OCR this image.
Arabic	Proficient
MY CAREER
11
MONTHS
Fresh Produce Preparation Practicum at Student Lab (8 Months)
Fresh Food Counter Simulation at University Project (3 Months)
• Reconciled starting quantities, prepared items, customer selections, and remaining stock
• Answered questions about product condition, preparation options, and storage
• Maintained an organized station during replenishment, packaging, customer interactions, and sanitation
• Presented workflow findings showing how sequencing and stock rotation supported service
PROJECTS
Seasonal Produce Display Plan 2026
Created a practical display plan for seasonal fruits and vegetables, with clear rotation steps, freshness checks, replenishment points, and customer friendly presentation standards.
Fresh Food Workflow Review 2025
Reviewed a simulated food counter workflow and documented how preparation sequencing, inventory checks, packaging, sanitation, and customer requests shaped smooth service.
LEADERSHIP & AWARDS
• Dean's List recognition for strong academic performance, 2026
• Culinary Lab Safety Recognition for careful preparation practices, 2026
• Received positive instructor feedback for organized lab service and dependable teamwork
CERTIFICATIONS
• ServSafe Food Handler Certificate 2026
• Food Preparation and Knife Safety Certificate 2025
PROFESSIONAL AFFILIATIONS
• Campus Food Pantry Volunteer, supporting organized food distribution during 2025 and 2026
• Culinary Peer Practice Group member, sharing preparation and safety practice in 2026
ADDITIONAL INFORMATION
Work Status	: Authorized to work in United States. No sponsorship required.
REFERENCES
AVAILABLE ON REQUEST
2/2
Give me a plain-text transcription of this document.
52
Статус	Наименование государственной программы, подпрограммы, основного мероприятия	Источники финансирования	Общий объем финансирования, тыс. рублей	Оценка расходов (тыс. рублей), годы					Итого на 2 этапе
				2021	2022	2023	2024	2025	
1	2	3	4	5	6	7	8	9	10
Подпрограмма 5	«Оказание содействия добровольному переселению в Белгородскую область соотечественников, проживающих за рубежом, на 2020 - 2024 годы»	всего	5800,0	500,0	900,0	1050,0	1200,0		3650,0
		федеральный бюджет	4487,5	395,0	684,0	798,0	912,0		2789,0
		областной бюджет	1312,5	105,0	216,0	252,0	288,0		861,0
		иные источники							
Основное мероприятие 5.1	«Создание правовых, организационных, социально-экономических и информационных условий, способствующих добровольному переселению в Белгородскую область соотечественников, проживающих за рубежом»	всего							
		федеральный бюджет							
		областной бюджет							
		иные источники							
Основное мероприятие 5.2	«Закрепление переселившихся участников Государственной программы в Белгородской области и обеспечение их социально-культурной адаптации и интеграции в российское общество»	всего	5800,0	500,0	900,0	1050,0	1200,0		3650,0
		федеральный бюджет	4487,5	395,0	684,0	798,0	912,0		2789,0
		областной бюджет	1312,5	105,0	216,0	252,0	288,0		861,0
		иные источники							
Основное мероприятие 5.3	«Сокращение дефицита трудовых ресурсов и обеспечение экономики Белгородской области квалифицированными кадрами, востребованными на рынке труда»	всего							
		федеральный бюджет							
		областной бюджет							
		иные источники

== Work instructions ==
Extract the full set of entries word for word.

== Response for this exercise ==
OCR this image.
Arabic	Proficient
MY CAREER
11
MONTHS
Fresh Produce Preparation Practicum at Student Lab (8 Months)
Fresh Food Counter Simulation at University Project (3 Months)
• Reconciled starting quantities, prepared items, customer selections, and remaining stock
• Answered questions about product condition, preparation options, and storage
• Maintained an organized station during replenishment, packaging, customer interactions, and sanitation
• Presented workflow findings showing how sequencing and stock rotation supported service
PROJECTS
Seasonal Produce Display Plan 2026
Created a practical display plan for seasonal fruits and vegetables, with clear rotation steps, freshness checks, replenishment points, and customer friendly presentation standards.
Fresh Food Workflow Review 2025
Reviewed a simulated food counter workflow and documented how preparation sequencing, inventory checks, packaging, sanitation, and customer requests shaped smooth service.
LEADERSHIP & AWARDS
• Dean's List recognition for strong academic performance, 2026
• Culinary Lab Safety Recognition for careful preparation practices, 2026
• Received positive instructor feedback for organized lab service and dependable teamwork
CERTIFICATIONS
• ServSafe Food Handler Certificate 2026
• Food Preparation and Knife Safety Certificate 2025
PROFESSIONAL AFFILIATIONS
• Campus Food Pantry Volunteer, supporting organized food distribution during 2025 and 2026
• Culinary Peer Practice Group member, sharing preparation and safety practice in 2026
ADDITIONAL INFORMATION
Work Status	: Authorized to work in United States. No sponsorship required.
REFERENCES
AVAILABLE ON REQUEST
2/2
Give me a plain-text transcription of this document.
52
Статус	Наименование государственной программы, подпрограммы, основного мероприятия	Источники финансирования	Общий объем финансирования, тыс. рублей	Оценка расходов (тыс. рублей), годы					Итого на 2 этапе
				2021	2022	2023	2024	2025	
1	2	3	4	5	6	7	8	9	10
Подпрограмма 5	«Оказание содействия добровольному переселению в Белгородскую область соотечественников, проживающих за рубежом, на 2020 - 2024 годы»	всего	5800,0	500,0	900,0	1050,0	1200,0		3650,0
		федеральный бюджет	4487,5	395,0	684,0	798,0	912,0		2789,0
		областной бюджет	1312,5	105,0	216,0	252,0	288,0		861,0
		иные источники							
Основное мероприятие 5.1	«Создание правовых, организационных, социально-экономических и информационных условий, способствующих добровольному переселению в Белгородскую область соотечественников, проживающих за рубежом»	всего							
		федеральный бюджет							
		областной бюджет							
		иные источники							
Основное мероприятие 5.2	«Закрепление переселившихся участников Государственной программы в Белгородской области и обеспечение их социально-культурной адаптации и интеграции в российское общество»	всего	5800,0	500,0	900,0	1050,0	1200,0		3650,0
		федеральный бюджет	4487,5	395,0	684,0	798,0	912,0		2789,0
		областной бюджет	1312,5	105,0	216,0	252,0	288,0		861,0
		иные источники							
Основное мероприятие 5.3	«Сокращение дефицита трудовых ресурсов и обеспечение экономики Белгородской области квалифицированными кадрами, востребованными на рынке труда»	всего							
		федеральный бюджет							
		областной бюджет							
		иные источники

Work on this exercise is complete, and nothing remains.